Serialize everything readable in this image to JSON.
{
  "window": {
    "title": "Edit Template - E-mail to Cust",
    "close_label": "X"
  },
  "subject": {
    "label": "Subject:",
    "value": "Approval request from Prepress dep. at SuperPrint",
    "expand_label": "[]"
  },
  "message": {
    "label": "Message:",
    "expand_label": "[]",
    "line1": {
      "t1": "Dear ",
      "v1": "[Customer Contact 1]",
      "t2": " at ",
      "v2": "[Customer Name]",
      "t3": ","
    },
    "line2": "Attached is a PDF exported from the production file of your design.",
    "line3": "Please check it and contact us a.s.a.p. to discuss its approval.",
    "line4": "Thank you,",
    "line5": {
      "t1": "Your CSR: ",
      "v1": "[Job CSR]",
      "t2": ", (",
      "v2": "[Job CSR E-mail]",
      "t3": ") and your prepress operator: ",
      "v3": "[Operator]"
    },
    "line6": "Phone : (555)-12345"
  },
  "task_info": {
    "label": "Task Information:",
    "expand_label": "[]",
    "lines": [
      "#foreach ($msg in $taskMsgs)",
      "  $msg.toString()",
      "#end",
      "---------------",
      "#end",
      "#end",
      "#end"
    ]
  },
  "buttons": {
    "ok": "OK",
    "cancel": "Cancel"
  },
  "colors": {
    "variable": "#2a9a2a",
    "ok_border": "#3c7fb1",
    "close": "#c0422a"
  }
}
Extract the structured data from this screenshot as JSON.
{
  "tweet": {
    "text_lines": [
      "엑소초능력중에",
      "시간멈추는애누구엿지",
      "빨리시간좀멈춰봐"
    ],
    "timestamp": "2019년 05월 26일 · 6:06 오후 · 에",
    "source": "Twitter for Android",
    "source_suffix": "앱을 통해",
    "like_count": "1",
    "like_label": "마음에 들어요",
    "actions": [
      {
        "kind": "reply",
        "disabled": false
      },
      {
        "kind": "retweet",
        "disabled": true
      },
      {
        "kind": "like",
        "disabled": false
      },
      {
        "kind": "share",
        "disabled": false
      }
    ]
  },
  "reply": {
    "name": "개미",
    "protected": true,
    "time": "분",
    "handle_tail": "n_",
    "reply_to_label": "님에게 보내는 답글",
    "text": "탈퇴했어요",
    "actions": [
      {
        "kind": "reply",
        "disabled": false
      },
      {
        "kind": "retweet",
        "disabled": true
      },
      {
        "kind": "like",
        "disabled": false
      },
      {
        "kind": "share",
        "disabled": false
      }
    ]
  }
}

-=-=-=-=-

Directive: Gather up, from the records above, each line where the word "JSON" appears.

Written answer:
Serialize everything readable in this image to JSON.
Extract the structured data from this screenshot as JSON.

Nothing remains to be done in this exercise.